• [DIRECTIONS]
State how many lines in the listing below include the word "title", and add nothing besides the number.

• [Entries from a visual dataset]
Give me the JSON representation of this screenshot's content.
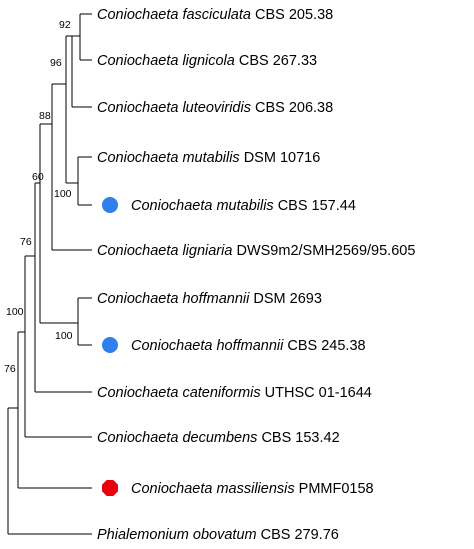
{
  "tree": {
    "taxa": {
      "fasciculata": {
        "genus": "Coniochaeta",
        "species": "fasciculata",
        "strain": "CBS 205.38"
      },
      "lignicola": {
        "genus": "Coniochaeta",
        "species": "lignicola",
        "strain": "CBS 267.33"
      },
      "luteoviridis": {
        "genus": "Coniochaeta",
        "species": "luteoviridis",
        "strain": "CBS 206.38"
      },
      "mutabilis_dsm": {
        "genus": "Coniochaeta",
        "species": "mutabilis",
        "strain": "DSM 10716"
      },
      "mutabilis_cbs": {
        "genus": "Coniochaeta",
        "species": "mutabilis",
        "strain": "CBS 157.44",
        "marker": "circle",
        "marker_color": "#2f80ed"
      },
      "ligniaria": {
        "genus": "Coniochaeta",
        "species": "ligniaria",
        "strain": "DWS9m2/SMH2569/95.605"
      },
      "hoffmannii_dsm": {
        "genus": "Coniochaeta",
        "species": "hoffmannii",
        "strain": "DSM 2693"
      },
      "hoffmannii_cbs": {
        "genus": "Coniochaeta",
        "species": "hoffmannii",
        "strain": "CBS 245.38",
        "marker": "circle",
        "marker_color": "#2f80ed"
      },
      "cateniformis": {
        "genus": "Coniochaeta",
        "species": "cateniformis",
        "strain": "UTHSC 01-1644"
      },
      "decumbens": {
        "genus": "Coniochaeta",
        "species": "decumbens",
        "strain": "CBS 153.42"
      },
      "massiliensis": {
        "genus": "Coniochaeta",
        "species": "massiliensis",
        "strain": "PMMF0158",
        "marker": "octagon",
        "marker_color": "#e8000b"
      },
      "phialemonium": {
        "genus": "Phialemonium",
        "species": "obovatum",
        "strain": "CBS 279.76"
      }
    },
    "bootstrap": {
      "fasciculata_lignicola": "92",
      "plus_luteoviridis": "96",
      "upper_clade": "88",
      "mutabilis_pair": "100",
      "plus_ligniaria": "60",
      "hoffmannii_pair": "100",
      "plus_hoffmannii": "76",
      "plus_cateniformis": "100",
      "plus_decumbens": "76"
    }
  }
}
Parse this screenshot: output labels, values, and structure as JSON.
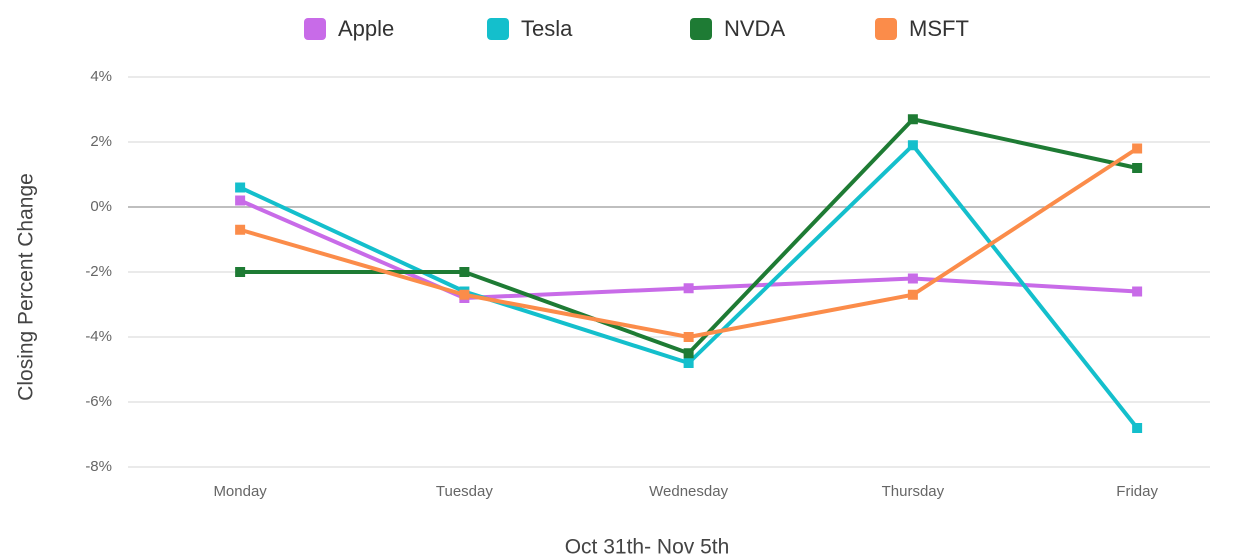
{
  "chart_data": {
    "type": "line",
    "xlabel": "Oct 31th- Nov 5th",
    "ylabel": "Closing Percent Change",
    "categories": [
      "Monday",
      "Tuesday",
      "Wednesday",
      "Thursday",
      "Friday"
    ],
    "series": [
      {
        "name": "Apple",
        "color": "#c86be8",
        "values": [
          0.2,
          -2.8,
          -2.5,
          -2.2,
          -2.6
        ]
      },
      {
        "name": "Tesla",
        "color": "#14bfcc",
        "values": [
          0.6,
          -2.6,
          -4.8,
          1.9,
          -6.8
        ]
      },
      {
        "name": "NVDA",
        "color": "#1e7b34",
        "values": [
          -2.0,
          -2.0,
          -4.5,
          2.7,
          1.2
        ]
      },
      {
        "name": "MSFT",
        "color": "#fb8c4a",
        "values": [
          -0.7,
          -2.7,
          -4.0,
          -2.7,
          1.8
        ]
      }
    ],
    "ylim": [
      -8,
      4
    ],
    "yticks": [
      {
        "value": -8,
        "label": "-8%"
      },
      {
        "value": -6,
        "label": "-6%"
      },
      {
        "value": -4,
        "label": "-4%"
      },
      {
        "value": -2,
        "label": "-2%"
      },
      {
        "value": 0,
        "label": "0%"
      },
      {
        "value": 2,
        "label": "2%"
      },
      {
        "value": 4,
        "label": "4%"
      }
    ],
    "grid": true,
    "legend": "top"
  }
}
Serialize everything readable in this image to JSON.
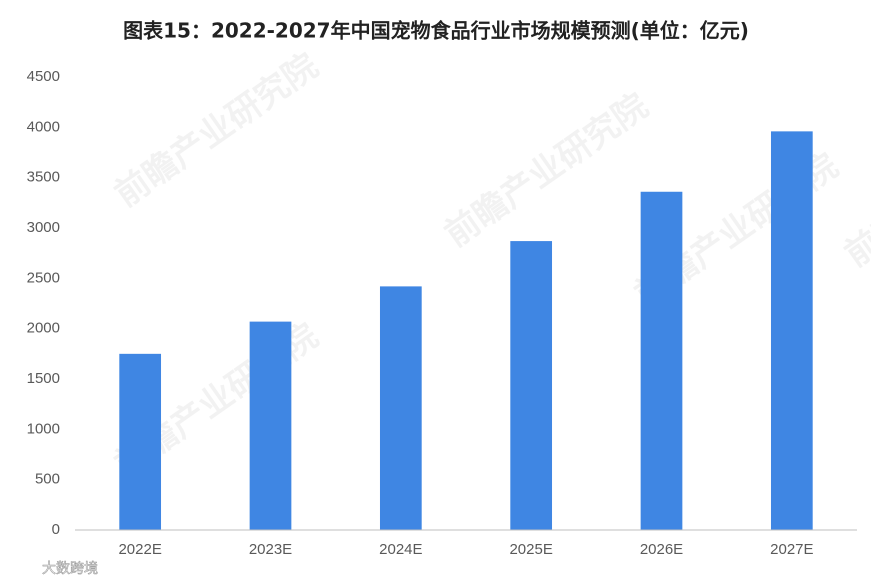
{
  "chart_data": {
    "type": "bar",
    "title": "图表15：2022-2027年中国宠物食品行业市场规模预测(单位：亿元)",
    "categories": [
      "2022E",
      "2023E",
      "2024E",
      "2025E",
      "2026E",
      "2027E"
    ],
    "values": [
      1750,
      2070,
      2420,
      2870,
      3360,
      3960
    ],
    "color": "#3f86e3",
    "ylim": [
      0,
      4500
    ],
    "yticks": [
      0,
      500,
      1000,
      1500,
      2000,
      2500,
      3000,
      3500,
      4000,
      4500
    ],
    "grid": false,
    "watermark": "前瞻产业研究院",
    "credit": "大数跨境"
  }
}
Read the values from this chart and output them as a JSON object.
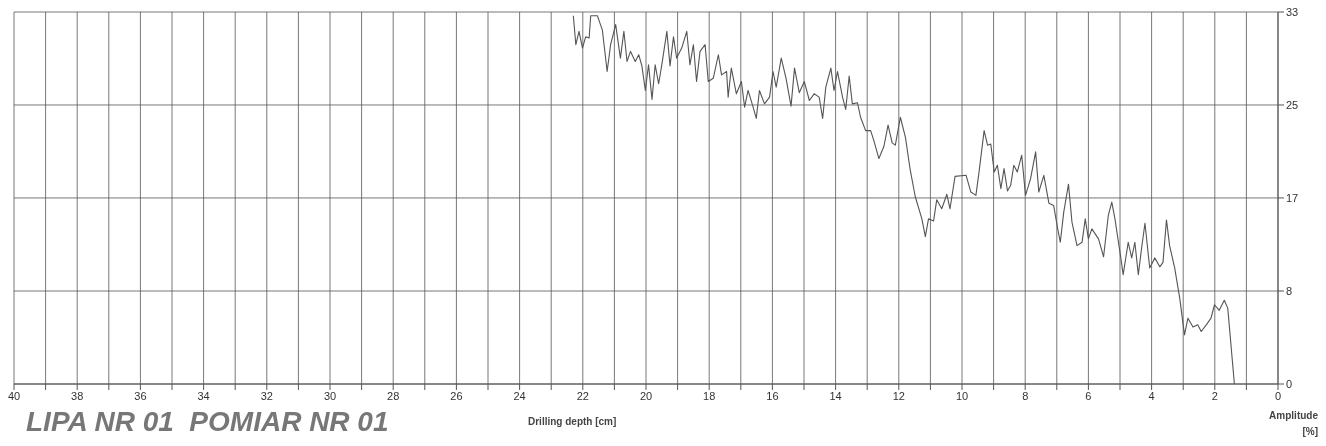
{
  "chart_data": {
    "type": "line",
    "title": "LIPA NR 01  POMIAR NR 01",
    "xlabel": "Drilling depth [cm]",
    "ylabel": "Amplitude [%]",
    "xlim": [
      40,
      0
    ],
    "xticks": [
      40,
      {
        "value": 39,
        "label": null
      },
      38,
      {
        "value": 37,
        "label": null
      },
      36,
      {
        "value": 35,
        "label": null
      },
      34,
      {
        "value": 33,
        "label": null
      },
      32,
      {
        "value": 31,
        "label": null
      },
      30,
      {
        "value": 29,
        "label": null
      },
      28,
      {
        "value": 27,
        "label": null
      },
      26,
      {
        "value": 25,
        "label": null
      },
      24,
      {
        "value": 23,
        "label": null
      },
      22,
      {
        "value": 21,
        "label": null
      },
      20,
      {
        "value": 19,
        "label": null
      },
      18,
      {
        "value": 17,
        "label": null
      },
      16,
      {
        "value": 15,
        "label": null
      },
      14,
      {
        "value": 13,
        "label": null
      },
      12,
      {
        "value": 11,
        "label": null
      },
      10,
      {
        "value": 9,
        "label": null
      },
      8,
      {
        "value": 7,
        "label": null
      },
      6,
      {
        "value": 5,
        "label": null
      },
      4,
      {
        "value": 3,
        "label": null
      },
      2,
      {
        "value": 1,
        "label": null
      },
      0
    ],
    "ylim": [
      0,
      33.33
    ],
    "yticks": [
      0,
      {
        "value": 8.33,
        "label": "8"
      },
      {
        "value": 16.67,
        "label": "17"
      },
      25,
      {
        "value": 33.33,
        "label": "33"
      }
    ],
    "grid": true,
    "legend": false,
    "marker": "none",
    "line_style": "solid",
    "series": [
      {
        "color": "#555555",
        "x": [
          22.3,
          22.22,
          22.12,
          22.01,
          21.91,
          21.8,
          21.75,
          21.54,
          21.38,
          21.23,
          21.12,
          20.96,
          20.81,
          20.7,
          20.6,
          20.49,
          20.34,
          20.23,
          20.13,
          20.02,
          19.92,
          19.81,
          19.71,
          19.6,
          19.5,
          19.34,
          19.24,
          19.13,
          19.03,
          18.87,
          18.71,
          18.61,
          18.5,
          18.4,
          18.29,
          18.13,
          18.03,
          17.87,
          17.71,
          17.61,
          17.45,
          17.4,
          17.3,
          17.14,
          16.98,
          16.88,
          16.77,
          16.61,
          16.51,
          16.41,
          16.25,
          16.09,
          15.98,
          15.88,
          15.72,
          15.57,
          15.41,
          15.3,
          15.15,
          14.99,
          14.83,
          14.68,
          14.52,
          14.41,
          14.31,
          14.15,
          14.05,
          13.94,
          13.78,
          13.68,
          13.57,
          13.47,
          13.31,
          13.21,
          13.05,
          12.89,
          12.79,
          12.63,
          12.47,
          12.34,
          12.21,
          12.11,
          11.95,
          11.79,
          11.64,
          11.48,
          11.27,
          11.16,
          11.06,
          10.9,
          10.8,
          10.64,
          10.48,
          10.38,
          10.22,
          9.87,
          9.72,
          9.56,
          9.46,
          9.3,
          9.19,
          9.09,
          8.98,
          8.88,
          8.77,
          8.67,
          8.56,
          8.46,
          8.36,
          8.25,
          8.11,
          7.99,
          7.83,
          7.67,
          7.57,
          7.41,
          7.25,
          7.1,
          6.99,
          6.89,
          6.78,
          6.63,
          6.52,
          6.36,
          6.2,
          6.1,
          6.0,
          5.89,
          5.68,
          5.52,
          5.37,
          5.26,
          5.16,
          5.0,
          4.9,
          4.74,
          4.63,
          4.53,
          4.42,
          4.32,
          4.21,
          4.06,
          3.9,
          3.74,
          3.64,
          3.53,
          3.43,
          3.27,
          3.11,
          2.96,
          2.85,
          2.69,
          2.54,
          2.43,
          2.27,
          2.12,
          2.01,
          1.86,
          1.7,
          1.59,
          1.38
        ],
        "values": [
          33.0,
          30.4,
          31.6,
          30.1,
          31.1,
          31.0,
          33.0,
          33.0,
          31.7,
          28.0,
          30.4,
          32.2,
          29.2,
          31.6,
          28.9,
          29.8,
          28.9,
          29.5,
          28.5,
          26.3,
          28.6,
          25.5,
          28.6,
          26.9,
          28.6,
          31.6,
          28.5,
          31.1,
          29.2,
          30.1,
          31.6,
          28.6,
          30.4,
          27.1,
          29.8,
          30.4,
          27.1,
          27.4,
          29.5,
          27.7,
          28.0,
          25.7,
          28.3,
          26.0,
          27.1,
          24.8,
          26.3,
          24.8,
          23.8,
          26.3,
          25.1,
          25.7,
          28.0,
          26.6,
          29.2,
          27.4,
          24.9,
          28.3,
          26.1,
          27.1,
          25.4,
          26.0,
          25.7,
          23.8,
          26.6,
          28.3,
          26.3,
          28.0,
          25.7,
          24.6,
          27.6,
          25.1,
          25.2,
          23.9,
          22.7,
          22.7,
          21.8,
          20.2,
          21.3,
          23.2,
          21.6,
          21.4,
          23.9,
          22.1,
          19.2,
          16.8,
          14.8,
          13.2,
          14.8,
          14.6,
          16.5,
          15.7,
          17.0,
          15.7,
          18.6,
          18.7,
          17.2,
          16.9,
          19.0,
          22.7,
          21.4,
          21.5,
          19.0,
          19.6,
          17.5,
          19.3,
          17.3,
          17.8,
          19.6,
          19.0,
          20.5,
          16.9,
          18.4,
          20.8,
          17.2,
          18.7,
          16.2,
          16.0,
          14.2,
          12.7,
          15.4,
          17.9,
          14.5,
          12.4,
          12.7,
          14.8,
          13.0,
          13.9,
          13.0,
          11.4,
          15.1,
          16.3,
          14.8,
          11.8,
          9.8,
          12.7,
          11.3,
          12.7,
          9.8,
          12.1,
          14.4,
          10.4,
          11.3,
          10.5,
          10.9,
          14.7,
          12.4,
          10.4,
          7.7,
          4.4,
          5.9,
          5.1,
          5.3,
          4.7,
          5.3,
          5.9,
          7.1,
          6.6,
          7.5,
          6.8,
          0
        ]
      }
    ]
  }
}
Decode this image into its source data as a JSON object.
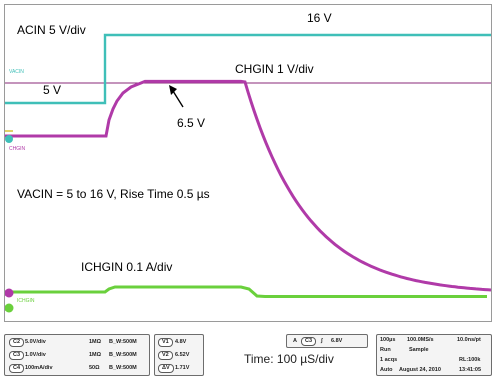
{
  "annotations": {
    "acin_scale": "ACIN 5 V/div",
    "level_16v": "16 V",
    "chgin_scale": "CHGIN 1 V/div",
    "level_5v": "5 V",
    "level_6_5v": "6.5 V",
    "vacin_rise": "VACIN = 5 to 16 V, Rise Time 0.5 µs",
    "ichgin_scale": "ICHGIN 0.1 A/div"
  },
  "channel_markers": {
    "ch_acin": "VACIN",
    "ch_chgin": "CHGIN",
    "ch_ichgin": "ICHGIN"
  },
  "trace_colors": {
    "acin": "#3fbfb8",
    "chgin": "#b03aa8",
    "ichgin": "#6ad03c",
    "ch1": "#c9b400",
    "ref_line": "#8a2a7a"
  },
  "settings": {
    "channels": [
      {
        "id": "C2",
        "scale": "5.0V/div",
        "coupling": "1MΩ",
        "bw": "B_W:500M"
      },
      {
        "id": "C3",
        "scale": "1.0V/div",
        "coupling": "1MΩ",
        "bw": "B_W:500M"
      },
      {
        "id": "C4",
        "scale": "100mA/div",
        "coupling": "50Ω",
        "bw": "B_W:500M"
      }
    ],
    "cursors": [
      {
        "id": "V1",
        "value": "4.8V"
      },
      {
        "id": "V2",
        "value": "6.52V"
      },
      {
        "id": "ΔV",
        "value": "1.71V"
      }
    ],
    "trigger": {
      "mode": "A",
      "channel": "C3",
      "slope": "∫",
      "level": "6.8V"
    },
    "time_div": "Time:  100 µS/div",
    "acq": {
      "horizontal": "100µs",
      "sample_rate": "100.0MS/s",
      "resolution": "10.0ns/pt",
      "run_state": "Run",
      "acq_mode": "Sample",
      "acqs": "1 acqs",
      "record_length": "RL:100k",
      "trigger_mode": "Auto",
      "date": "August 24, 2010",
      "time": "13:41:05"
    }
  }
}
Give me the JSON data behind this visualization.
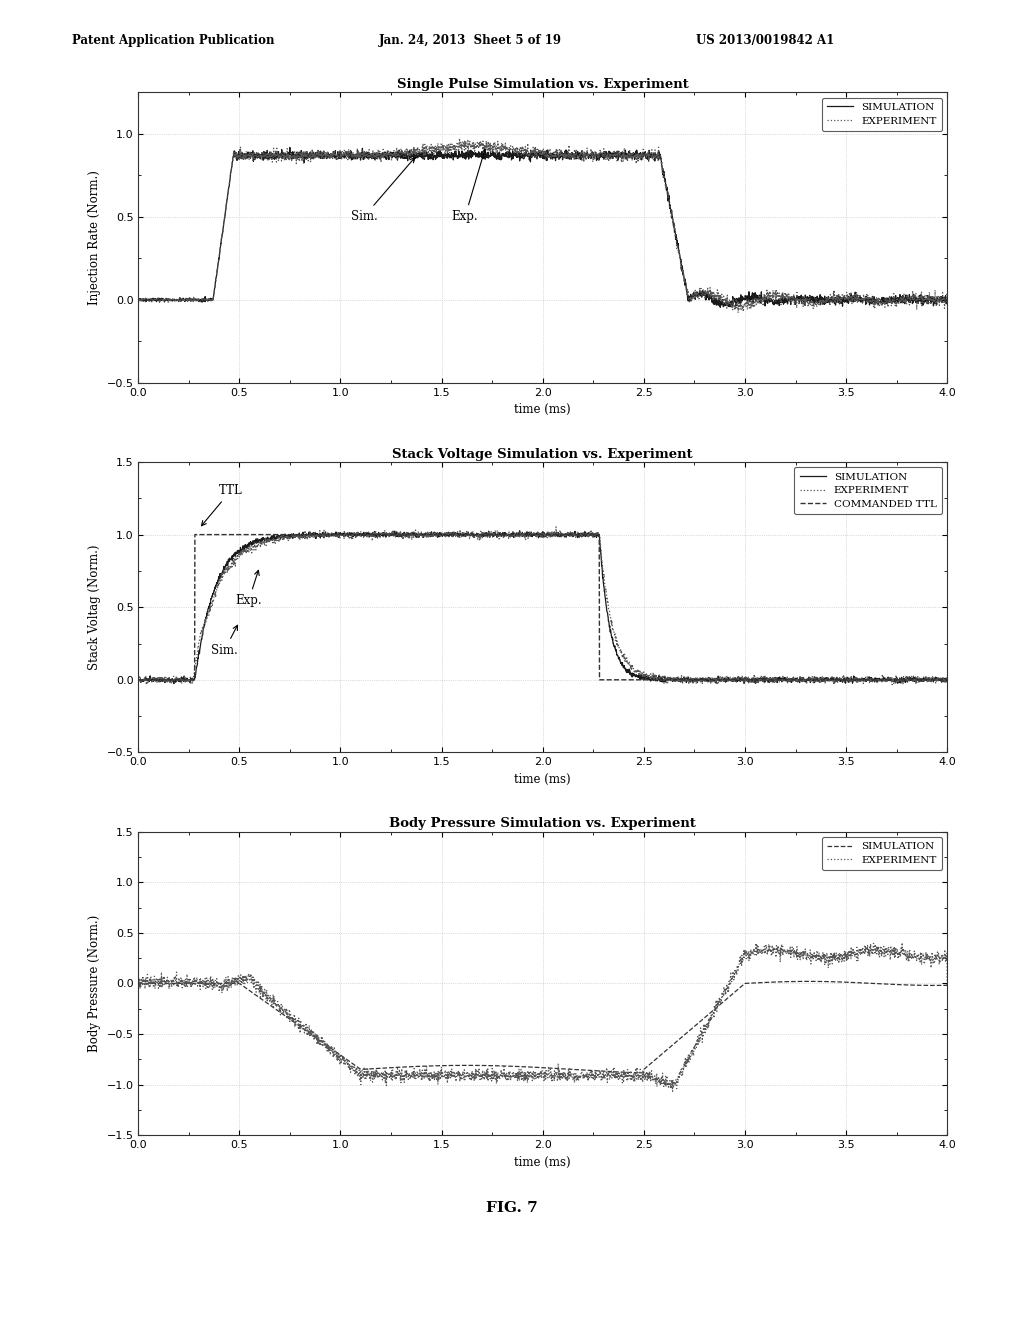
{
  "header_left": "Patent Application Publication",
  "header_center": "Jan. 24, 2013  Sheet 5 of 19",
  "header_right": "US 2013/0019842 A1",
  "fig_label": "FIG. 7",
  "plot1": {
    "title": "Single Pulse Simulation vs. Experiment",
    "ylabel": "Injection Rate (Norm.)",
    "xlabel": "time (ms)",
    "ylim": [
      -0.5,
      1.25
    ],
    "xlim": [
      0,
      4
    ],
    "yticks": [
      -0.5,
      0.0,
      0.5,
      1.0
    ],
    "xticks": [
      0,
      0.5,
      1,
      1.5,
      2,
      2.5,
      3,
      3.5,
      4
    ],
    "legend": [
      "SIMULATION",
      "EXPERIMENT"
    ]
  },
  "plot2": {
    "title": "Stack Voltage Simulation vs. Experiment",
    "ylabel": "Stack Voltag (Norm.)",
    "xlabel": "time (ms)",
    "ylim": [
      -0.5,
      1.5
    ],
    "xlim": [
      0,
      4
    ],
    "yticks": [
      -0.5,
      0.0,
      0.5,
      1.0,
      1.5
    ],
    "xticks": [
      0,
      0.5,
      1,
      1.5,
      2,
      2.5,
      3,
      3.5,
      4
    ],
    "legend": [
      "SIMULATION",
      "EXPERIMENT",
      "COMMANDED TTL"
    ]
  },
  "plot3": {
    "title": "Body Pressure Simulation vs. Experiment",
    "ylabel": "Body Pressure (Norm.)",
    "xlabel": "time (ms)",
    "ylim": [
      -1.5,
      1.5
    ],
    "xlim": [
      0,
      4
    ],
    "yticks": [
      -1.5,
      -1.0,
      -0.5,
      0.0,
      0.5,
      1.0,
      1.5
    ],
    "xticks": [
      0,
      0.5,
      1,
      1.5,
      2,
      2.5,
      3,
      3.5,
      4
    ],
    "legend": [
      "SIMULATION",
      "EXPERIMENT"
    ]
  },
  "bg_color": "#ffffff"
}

• [REPLY]
5